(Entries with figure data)
§

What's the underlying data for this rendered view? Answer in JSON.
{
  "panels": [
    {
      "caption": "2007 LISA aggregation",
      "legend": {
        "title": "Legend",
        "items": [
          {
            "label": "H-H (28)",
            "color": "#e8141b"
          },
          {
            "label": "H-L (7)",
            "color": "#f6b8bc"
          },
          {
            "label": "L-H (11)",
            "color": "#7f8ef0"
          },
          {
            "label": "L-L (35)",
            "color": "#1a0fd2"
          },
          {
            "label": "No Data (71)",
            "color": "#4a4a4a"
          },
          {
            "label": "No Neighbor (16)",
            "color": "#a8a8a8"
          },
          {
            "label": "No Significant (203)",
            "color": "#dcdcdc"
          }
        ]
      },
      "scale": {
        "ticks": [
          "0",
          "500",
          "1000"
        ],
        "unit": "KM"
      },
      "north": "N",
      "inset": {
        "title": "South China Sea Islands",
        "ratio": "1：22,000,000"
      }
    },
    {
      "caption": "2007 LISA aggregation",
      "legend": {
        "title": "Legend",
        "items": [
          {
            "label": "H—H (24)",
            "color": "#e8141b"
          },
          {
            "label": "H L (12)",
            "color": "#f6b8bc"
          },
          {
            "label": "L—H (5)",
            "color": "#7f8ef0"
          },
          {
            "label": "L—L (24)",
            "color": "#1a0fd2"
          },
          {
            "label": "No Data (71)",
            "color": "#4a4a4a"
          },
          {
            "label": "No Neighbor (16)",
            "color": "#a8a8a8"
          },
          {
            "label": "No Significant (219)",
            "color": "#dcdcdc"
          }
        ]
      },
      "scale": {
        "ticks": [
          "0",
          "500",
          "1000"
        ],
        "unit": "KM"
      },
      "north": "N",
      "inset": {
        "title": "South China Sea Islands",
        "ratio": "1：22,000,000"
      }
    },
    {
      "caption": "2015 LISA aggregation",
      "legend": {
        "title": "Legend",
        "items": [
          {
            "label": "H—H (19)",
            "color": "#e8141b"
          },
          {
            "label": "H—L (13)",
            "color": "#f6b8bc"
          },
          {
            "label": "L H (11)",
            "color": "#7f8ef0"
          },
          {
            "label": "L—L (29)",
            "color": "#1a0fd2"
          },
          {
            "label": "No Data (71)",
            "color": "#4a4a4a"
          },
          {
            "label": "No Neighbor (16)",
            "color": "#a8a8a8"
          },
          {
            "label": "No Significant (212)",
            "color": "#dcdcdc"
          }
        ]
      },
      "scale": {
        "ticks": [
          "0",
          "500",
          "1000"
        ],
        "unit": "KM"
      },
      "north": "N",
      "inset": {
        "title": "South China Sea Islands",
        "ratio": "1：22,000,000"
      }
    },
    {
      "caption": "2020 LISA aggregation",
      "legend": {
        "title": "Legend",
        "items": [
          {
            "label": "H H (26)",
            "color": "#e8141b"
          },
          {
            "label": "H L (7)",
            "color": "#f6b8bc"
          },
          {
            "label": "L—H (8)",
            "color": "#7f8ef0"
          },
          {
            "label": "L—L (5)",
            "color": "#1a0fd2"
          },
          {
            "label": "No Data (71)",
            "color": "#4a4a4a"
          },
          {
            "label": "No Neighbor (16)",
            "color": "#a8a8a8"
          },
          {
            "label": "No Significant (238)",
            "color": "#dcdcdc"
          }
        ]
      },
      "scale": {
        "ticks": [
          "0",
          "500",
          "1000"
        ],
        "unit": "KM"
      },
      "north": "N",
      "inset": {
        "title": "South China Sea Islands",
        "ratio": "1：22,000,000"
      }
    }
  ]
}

§

▶ **WHAT IS REQUIRED**
State only how many lines in the material include "caption".

▶ **ANSWER FOR THE TASK**
4